[Figure dataset records]
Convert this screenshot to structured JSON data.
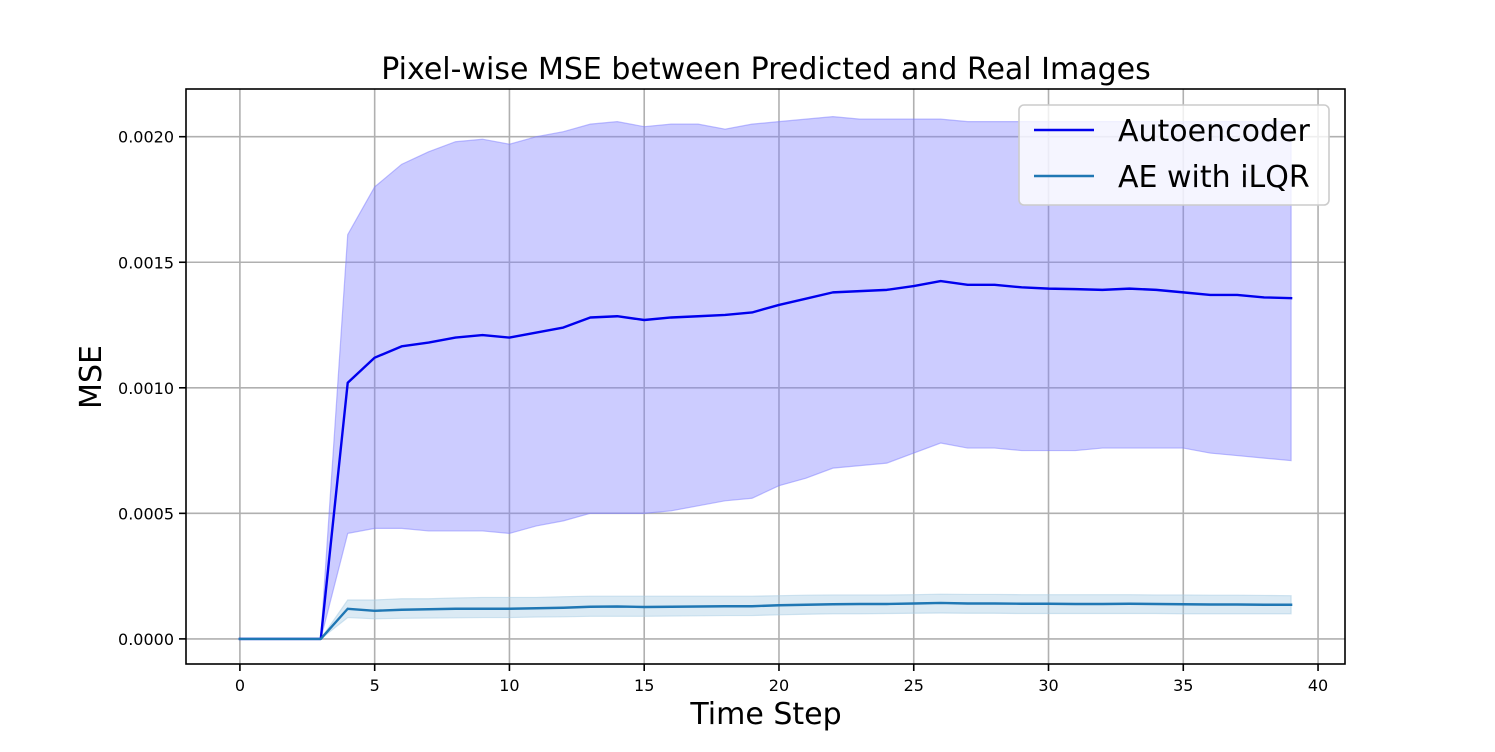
{
  "chart_data": {
    "type": "line",
    "title": "Pixel-wise MSE between Predicted and Real Images",
    "xlabel": "Time Step",
    "ylabel": "MSE",
    "xlim": [
      -2,
      41
    ],
    "ylim": [
      -0.0001,
      0.00219
    ],
    "xticks": [
      0,
      5,
      10,
      15,
      20,
      25,
      30,
      35,
      40
    ],
    "xtick_labels": [
      "0",
      "5",
      "10",
      "15",
      "20",
      "25",
      "30",
      "35",
      "40"
    ],
    "yticks": [
      0,
      0.0005,
      0.001,
      0.0015,
      0.002
    ],
    "ytick_labels": [
      "0.0000",
      "0.0005",
      "0.0010",
      "0.0015",
      "0.0020"
    ],
    "grid": true,
    "legend_position": "top-right",
    "x": [
      0,
      1,
      2,
      3,
      4,
      5,
      6,
      7,
      8,
      9,
      10,
      11,
      12,
      13,
      14,
      15,
      16,
      17,
      18,
      19,
      20,
      21,
      22,
      23,
      24,
      25,
      26,
      27,
      28,
      29,
      30,
      31,
      32,
      33,
      34,
      35,
      36,
      37,
      38,
      39
    ],
    "series": [
      {
        "name": "Autoencoder",
        "color": "#0000ee",
        "band_color": "#8080ff",
        "values": [
          0,
          0,
          0,
          0,
          0.00102,
          0.00112,
          0.001165,
          0.00118,
          0.0012,
          0.00121,
          0.0012,
          0.00122,
          0.00124,
          0.00128,
          0.001285,
          0.00127,
          0.00128,
          0.001285,
          0.00129,
          0.0013,
          0.00133,
          0.001355,
          0.00138,
          0.001385,
          0.00139,
          0.001405,
          0.001425,
          0.00141,
          0.00141,
          0.0014,
          0.001395,
          0.001393,
          0.00139,
          0.001395,
          0.00139,
          0.00138,
          0.00137,
          0.00137,
          0.00136,
          0.001357
        ],
        "upper": [
          0,
          0,
          0,
          0,
          0.00161,
          0.0018,
          0.00189,
          0.00194,
          0.00198,
          0.00199,
          0.00197,
          0.002,
          0.00202,
          0.00205,
          0.00206,
          0.00204,
          0.00205,
          0.00205,
          0.00203,
          0.00205,
          0.00206,
          0.00207,
          0.00208,
          0.00207,
          0.00207,
          0.00207,
          0.00207,
          0.00206,
          0.00206,
          0.00206,
          0.00206,
          0.00206,
          0.00206,
          0.00206,
          0.00206,
          0.00206,
          0.00206,
          0.00206,
          0.00206,
          0.00206
        ],
        "lower": [
          0,
          0,
          0,
          0,
          0.00042,
          0.00044,
          0.00044,
          0.00043,
          0.00043,
          0.00043,
          0.00042,
          0.00045,
          0.00047,
          0.0005,
          0.0005,
          0.0005,
          0.00051,
          0.00053,
          0.00055,
          0.00056,
          0.00061,
          0.00064,
          0.00068,
          0.00069,
          0.0007,
          0.00074,
          0.00078,
          0.00076,
          0.00076,
          0.00075,
          0.00075,
          0.00075,
          0.00076,
          0.00076,
          0.00076,
          0.00076,
          0.00074,
          0.00073,
          0.00072,
          0.00071
        ]
      },
      {
        "name": "AE with iLQR",
        "color": "#1f77b4",
        "band_color": "#a6cbe3",
        "values": [
          0,
          0,
          0,
          0,
          0.00012,
          0.000112,
          0.000116,
          0.000118,
          0.00012,
          0.00012,
          0.00012,
          0.000122,
          0.000124,
          0.000128,
          0.000129,
          0.000127,
          0.000128,
          0.000129,
          0.00013,
          0.00013,
          0.000134,
          0.000136,
          0.000138,
          0.000139,
          0.000139,
          0.000141,
          0.000143,
          0.000141,
          0.000141,
          0.00014,
          0.00014,
          0.000139,
          0.000139,
          0.00014,
          0.000139,
          0.000138,
          0.000137,
          0.000137,
          0.000136,
          0.000136
        ],
        "upper": [
          0,
          0,
          0,
          0,
          0.000155,
          0.000155,
          0.00016,
          0.00016,
          0.000163,
          0.000165,
          0.000165,
          0.000165,
          0.000168,
          0.00017,
          0.00017,
          0.00017,
          0.00017,
          0.00017,
          0.00017,
          0.00017,
          0.000172,
          0.000174,
          0.000175,
          0.000175,
          0.000175,
          0.000176,
          0.000178,
          0.000177,
          0.000177,
          0.000176,
          0.000176,
          0.000176,
          0.000176,
          0.000176,
          0.000175,
          0.000175,
          0.000174,
          0.000174,
          0.000173,
          0.000172
        ],
        "lower": [
          0,
          0,
          0,
          0,
          8.5e-05,
          8e-05,
          8.2e-05,
          8.3e-05,
          8.4e-05,
          8.5e-05,
          8.5e-05,
          8.7e-05,
          8.8e-05,
          9e-05,
          9e-05,
          9e-05,
          9.1e-05,
          9.2e-05,
          9.3e-05,
          9.3e-05,
          9.6e-05,
          9.8e-05,
          0.0001,
          0.0001,
          0.000101,
          0.000102,
          0.000103,
          0.000102,
          0.000102,
          0.000101,
          0.000101,
          0.000101,
          0.000101,
          0.000101,
          0.000101,
          0.0001,
          0.0001,
          0.0001,
          0.0001,
          0.0001
        ]
      }
    ]
  }
}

• _Written task_
Repeat the records above exactly, leaving out any pictures they contain.

• _Solution to this problem_
Convert this screenshot to structured JSON data.
{
  "chart_data": {
    "type": "line",
    "title": "Pixel-wise MSE between Predicted and Real Images",
    "xlabel": "Time Step",
    "ylabel": "MSE",
    "xlim": [
      -2,
      41
    ],
    "ylim": [
      -0.0001,
      0.00219
    ],
    "xticks": [
      0,
      5,
      10,
      15,
      20,
      25,
      30,
      35,
      40
    ],
    "xtick_labels": [
      "0",
      "5",
      "10",
      "15",
      "20",
      "25",
      "30",
      "35",
      "40"
    ],
    "yticks": [
      0,
      0.0005,
      0.001,
      0.0015,
      0.002
    ],
    "ytick_labels": [
      "0.0000",
      "0.0005",
      "0.0010",
      "0.0015",
      "0.0020"
    ],
    "grid": true,
    "legend_position": "top-right",
    "x": [
      0,
      1,
      2,
      3,
      4,
      5,
      6,
      7,
      8,
      9,
      10,
      11,
      12,
      13,
      14,
      15,
      16,
      17,
      18,
      19,
      20,
      21,
      22,
      23,
      24,
      25,
      26,
      27,
      28,
      29,
      30,
      31,
      32,
      33,
      34,
      35,
      36,
      37,
      38,
      39
    ],
    "series": [
      {
        "name": "Autoencoder",
        "color": "#0000ee",
        "band_color": "#8080ff",
        "values": [
          0,
          0,
          0,
          0,
          0.00102,
          0.00112,
          0.001165,
          0.00118,
          0.0012,
          0.00121,
          0.0012,
          0.00122,
          0.00124,
          0.00128,
          0.001285,
          0.00127,
          0.00128,
          0.001285,
          0.00129,
          0.0013,
          0.00133,
          0.001355,
          0.00138,
          0.001385,
          0.00139,
          0.001405,
          0.001425,
          0.00141,
          0.00141,
          0.0014,
          0.001395,
          0.001393,
          0.00139,
          0.001395,
          0.00139,
          0.00138,
          0.00137,
          0.00137,
          0.00136,
          0.001357
        ],
        "upper": [
          0,
          0,
          0,
          0,
          0.00161,
          0.0018,
          0.00189,
          0.00194,
          0.00198,
          0.00199,
          0.00197,
          0.002,
          0.00202,
          0.00205,
          0.00206,
          0.00204,
          0.00205,
          0.00205,
          0.00203,
          0.00205,
          0.00206,
          0.00207,
          0.00208,
          0.00207,
          0.00207,
          0.00207,
          0.00207,
          0.00206,
          0.00206,
          0.00206,
          0.00206,
          0.00206,
          0.00206,
          0.00206,
          0.00206,
          0.00206,
          0.00206,
          0.00206,
          0.00206,
          0.00206
        ],
        "lower": [
          0,
          0,
          0,
          0,
          0.00042,
          0.00044,
          0.00044,
          0.00043,
          0.00043,
          0.00043,
          0.00042,
          0.00045,
          0.00047,
          0.0005,
          0.0005,
          0.0005,
          0.00051,
          0.00053,
          0.00055,
          0.00056,
          0.00061,
          0.00064,
          0.00068,
          0.00069,
          0.0007,
          0.00074,
          0.00078,
          0.00076,
          0.00076,
          0.00075,
          0.00075,
          0.00075,
          0.00076,
          0.00076,
          0.00076,
          0.00076,
          0.00074,
          0.00073,
          0.00072,
          0.00071
        ]
      },
      {
        "name": "AE with iLQR",
        "color": "#1f77b4",
        "band_color": "#a6cbe3",
        "values": [
          0,
          0,
          0,
          0,
          0.00012,
          0.000112,
          0.000116,
          0.000118,
          0.00012,
          0.00012,
          0.00012,
          0.000122,
          0.000124,
          0.000128,
          0.000129,
          0.000127,
          0.000128,
          0.000129,
          0.00013,
          0.00013,
          0.000134,
          0.000136,
          0.000138,
          0.000139,
          0.000139,
          0.000141,
          0.000143,
          0.000141,
          0.000141,
          0.00014,
          0.00014,
          0.000139,
          0.000139,
          0.00014,
          0.000139,
          0.000138,
          0.000137,
          0.000137,
          0.000136,
          0.000136
        ],
        "upper": [
          0,
          0,
          0,
          0,
          0.000155,
          0.000155,
          0.00016,
          0.00016,
          0.000163,
          0.000165,
          0.000165,
          0.000165,
          0.000168,
          0.00017,
          0.00017,
          0.00017,
          0.00017,
          0.00017,
          0.00017,
          0.00017,
          0.000172,
          0.000174,
          0.000175,
          0.000175,
          0.000175,
          0.000176,
          0.000178,
          0.000177,
          0.000177,
          0.000176,
          0.000176,
          0.000176,
          0.000176,
          0.000176,
          0.000175,
          0.000175,
          0.000174,
          0.000174,
          0.000173,
          0.000172
        ],
        "lower": [
          0,
          0,
          0,
          0,
          8.5e-05,
          8e-05,
          8.2e-05,
          8.3e-05,
          8.4e-05,
          8.5e-05,
          8.5e-05,
          8.7e-05,
          8.8e-05,
          9e-05,
          9e-05,
          9e-05,
          9.1e-05,
          9.2e-05,
          9.3e-05,
          9.3e-05,
          9.6e-05,
          9.8e-05,
          0.0001,
          0.0001,
          0.000101,
          0.000102,
          0.000103,
          0.000102,
          0.000102,
          0.000101,
          0.000101,
          0.000101,
          0.000101,
          0.000101,
          0.000101,
          0.0001,
          0.0001,
          0.0001,
          0.0001,
          0.0001
        ]
      }
    ]
  }
}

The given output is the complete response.